# Automatic Calibration Irks...



## ShnuggMac (Nov 10, 2007)

Has anyone else disliked the results they got from their receiver's automatic calibration system? The Audyssey 2EQ that comes with my Onkyo TX-SR605 seemed to be a problem from day one, even for my installer. After running the setup a few times, he couldnt even get the thing to realize that there were certain speakers even hooked up -- he ended up doing the calibration physically.

Today, I decided to play with the mic again and see if it would work; the first time, it read AMBIENT NOISE TOO HIGH....and I had to do it again. The second time around, it did everything right, but the settings were WAAAAAAAAY off our "physical" settings and values; it measured the distance rather wrong from each speaker and made each level really, really low in value....the center channel was pegged to 0dB, which seemed ridiculous, and the sub was at like 1dB, which wouldnt make sense because at +7dB, I am JUST beginning to get my room to shake....

● **TASK TO COMPLETE**: In the forum post on automatic calibration, which receiver came with the Audyssey 2EQ system? None of the material is needed.

● **DATA EXCERPTS**:
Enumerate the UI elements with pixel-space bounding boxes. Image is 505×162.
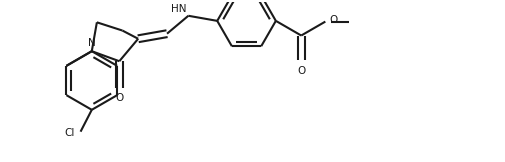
Text: O: O (297, 66, 306, 76)
Text: Cl: Cl (64, 128, 75, 138)
Text: O: O (329, 15, 337, 25)
Text: N: N (88, 38, 95, 48)
Text: O: O (115, 93, 123, 104)
Text: HN: HN (171, 4, 186, 14)
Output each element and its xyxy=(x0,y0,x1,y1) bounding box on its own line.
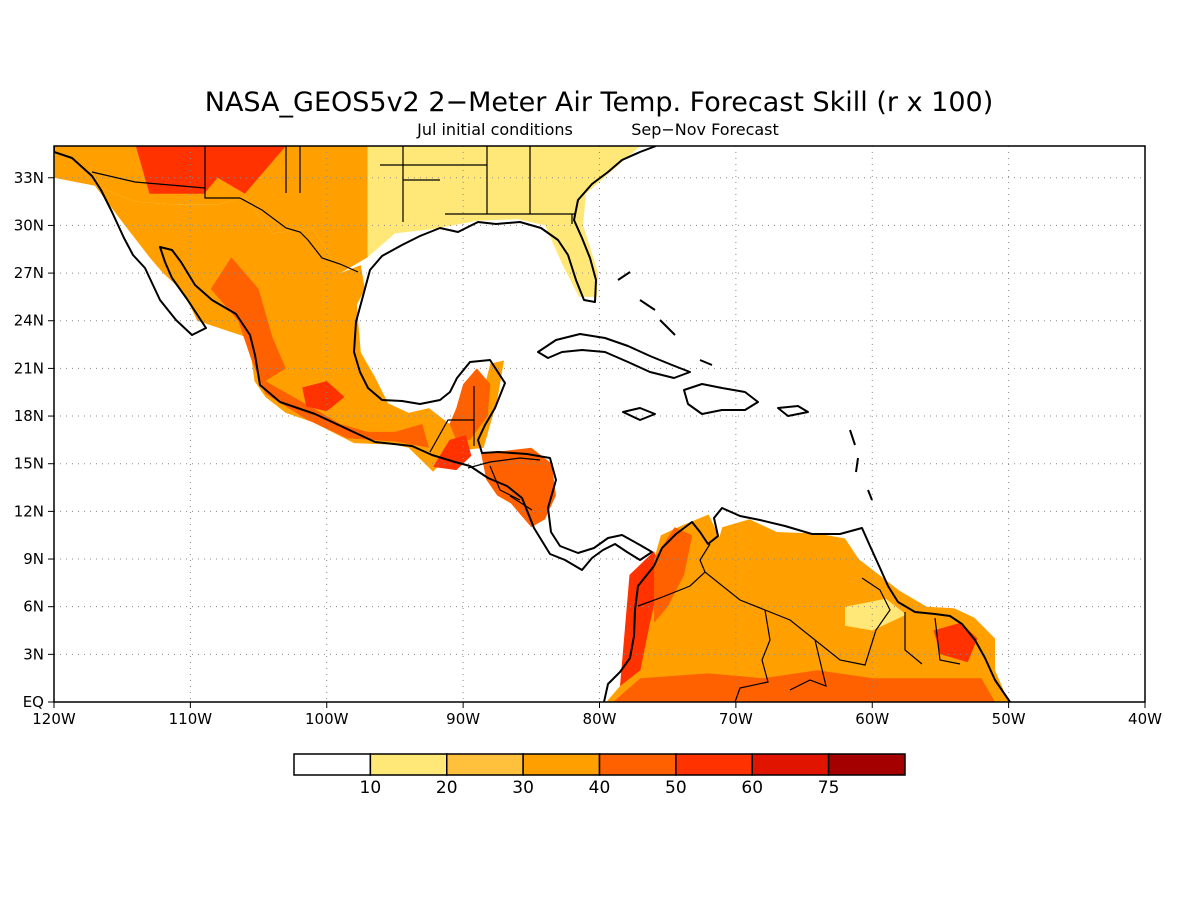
lat-tick-label: 27N xyxy=(14,264,44,282)
figure-subtitle-left: Jul initial conditions xyxy=(416,120,573,139)
skill-region-central-america-east xyxy=(480,447,556,528)
skill-region-mexico-central-hot xyxy=(302,381,345,412)
lat-tick-label: 18N xyxy=(14,407,44,425)
colorbar-swatch xyxy=(293,753,372,776)
political-borders-layer xyxy=(91,146,961,702)
coastline-lesser-antilles xyxy=(849,429,873,501)
lat-tick-label: EQ xyxy=(23,693,44,711)
colorbar-label: 10 xyxy=(360,778,382,798)
coastline-south-america xyxy=(603,507,1011,702)
map-plot-area xyxy=(53,145,1146,703)
lon-tick-label: 110W xyxy=(169,710,213,728)
lat-tick-label: 33N xyxy=(14,169,44,187)
skill-region-south-america-south xyxy=(613,670,995,702)
lon-tick-label: 100W xyxy=(305,710,349,728)
lat-tick-label: 6N xyxy=(23,598,44,616)
coastlines-layer xyxy=(54,146,1011,702)
coastline-jamaica xyxy=(622,407,656,421)
coastline-puerto-rico xyxy=(777,405,809,417)
colorbar-legend: 10 20 30 40 50 60 75 xyxy=(293,753,906,798)
lat-tick-label: 21N xyxy=(14,359,44,377)
lat-tick-label: 24N xyxy=(14,312,44,330)
lat-tick-label: 9N xyxy=(23,550,44,568)
longitude-axis: 120W 110W 100W 90W 80W 70W 60W 50W 40W xyxy=(32,702,1162,728)
skill-region-guianas-hot xyxy=(933,622,978,663)
colorbar-swatch xyxy=(675,753,753,776)
skill-region-yucatan xyxy=(449,368,491,440)
skill-region-usa-southwest-core xyxy=(135,146,286,194)
coastline-hispaniola xyxy=(683,383,759,415)
lon-tick-label: 80W xyxy=(583,710,617,728)
colorbar-label: 20 xyxy=(436,778,458,798)
skill-region-guatemala-core xyxy=(433,435,472,471)
colorbar-swatch xyxy=(522,753,601,776)
colorbar-swatch xyxy=(598,753,677,776)
border-us-states xyxy=(204,146,575,224)
figure-subtitle-right: Sep−Nov Forecast xyxy=(631,120,779,139)
colorbar-label: 75 xyxy=(818,778,840,798)
skill-region-colombia-north-hot xyxy=(654,527,693,623)
coastline-cuba xyxy=(537,333,691,379)
latitude-axis: EQ 3N 6N 9N 12N 15N 18N 21N 24N 27N 30N 33N xyxy=(14,169,54,711)
lat-tick-label: 15N xyxy=(14,455,44,473)
colorbar-swatch xyxy=(751,753,830,776)
border-us-mexico xyxy=(91,171,359,273)
colorbar-swatch xyxy=(446,753,524,776)
lon-tick-label: 120W xyxy=(32,710,76,728)
colorbar-label: 60 xyxy=(741,778,763,798)
lat-tick-label: 3N xyxy=(23,645,44,663)
lon-tick-label: 90W xyxy=(446,710,480,728)
colorbar-swatch xyxy=(369,753,448,776)
skill-region-venezuela-low xyxy=(845,598,907,631)
skill-region-mexico-north xyxy=(94,185,505,472)
border-south-america xyxy=(637,543,961,702)
lon-tick-label: 50W xyxy=(992,710,1026,728)
lat-tick-label: 30N xyxy=(14,216,44,234)
colorbar-label: 30 xyxy=(512,778,534,798)
colorbar-label: 40 xyxy=(589,778,611,798)
coastline-bahamas xyxy=(617,271,713,366)
colorbar-swatch xyxy=(827,753,906,776)
skill-region-south-america xyxy=(606,514,1009,702)
figure-title: NASA_GEOS5v2 2−Meter Air Temp. Forecast … xyxy=(205,87,993,118)
coastline-north-america xyxy=(54,146,657,571)
lon-tick-label: 60W xyxy=(855,710,889,728)
lon-tick-label: 40W xyxy=(1128,710,1162,728)
border-central-america xyxy=(429,386,541,511)
lon-tick-label: 70W xyxy=(719,710,753,728)
skill-region-usa-southeast xyxy=(367,146,641,297)
lat-tick-label: 12N xyxy=(14,502,44,520)
colorbar-label: 50 xyxy=(665,778,687,798)
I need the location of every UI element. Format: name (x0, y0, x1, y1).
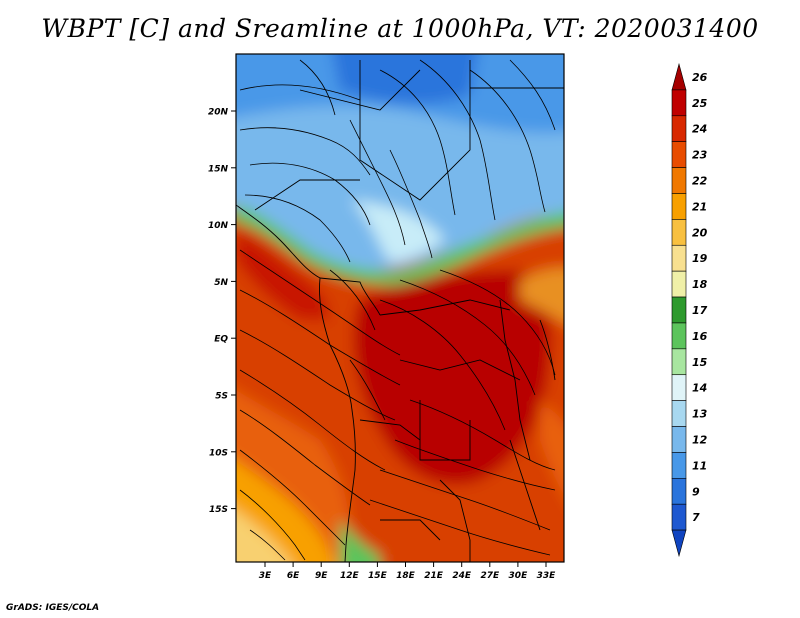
colorbar-swatch (671, 115, 687, 142)
colorbar-label: 12 (692, 434, 708, 447)
colorbar-label: 20 (692, 226, 708, 239)
lon-tick-label: 3E (259, 571, 272, 581)
colorbar-swatch (671, 478, 687, 505)
colorbar-label: 15 (692, 356, 708, 369)
lon-tick-label: 27E (480, 571, 500, 581)
lat-tick-label: 10N (208, 221, 229, 231)
lon-tick-label: 15E (368, 571, 388, 581)
lat-tick-label: EQ (214, 335, 228, 345)
colorbar-swatch (671, 374, 687, 401)
latitude-axis: 20N 15N 10N 5N EQ 5S 10S 15S (208, 108, 236, 515)
colorbar-swatch (671, 219, 687, 246)
map-frame (235, 53, 565, 563)
lat-tick-label: 5S (215, 392, 228, 402)
colorbar-swatch (671, 529, 687, 558)
colorbar-label: 7 (692, 511, 700, 524)
colorbar-swatch (671, 348, 687, 376)
lon-tick-label: 24E (452, 571, 472, 581)
colorbar-swatch (671, 62, 687, 91)
colorbar-swatch (671, 452, 687, 479)
colorbar: 26 25 24 23 22 21 20 19 18 17 16 15 14 13 12 11 9 7 (671, 62, 708, 558)
lon-tick-label: 30E (509, 571, 529, 581)
map-panel (236, 54, 564, 562)
colorbar-label: 11 (692, 459, 707, 472)
lat-tick-label: 10S (209, 448, 228, 458)
colorbar-label: 24 (692, 123, 707, 136)
lat-tick-label: 15S (209, 505, 228, 515)
colorbar-label: 22 (692, 175, 708, 188)
colorbar-swatch (671, 167, 687, 194)
colorbar-label: 18 (692, 278, 708, 291)
lat-tick-label: 15N (208, 164, 229, 174)
colorbar-label: 25 (692, 97, 708, 110)
wbpt-shading (236, 54, 564, 562)
colorbar-label: 13 (692, 408, 708, 421)
lat-tick-label: 5N (214, 278, 228, 288)
colorbar-label: 17 (692, 304, 708, 317)
longitude-axis: 3E 6E 9E 12E 15E 18E 21E 24E 27E 30E 33E (259, 562, 556, 581)
lon-tick-label: 18E (396, 571, 416, 581)
lon-tick-label: 21E (424, 571, 444, 581)
lat-tick-label: 20N (208, 108, 229, 118)
lon-tick-label: 33E (537, 571, 557, 581)
lon-tick-label: 6E (287, 571, 300, 581)
lon-tick-label: 12E (340, 571, 360, 581)
grads-credit: GrADS: IGES/COLA (6, 603, 100, 613)
colorbar-swatch (671, 244, 687, 272)
colorbar-swatch (671, 322, 687, 350)
colorbar-label: 21 (692, 200, 707, 213)
colorbar-swatch (671, 426, 687, 453)
colorbar-label: 26 (692, 71, 708, 84)
colorbar-label: 23 (692, 149, 708, 162)
colorbar-label: 14 (692, 382, 707, 395)
coastlines-borders (236, 60, 564, 562)
colorbar-swatch (671, 296, 687, 324)
colorbar-label: 19 (692, 252, 708, 265)
streamlines (239, 59, 556, 561)
colorbar-swatch (671, 193, 687, 220)
lon-tick-label: 9E (315, 571, 328, 581)
colorbar-swatch (671, 400, 687, 427)
colorbar-swatch (671, 89, 687, 117)
colorbar-swatch (671, 503, 687, 531)
colorbar-label: 16 (692, 330, 708, 343)
colorbar-swatch (671, 270, 687, 298)
colorbar-label: 9 (692, 485, 700, 498)
chart-title: WBPT [C] and Sreamline at 1000hPa, VT: 2… (41, 14, 759, 43)
colorbar-swatch (671, 141, 687, 168)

● **EXERCISE RESPONSE**: The Onkyo TX-SR605.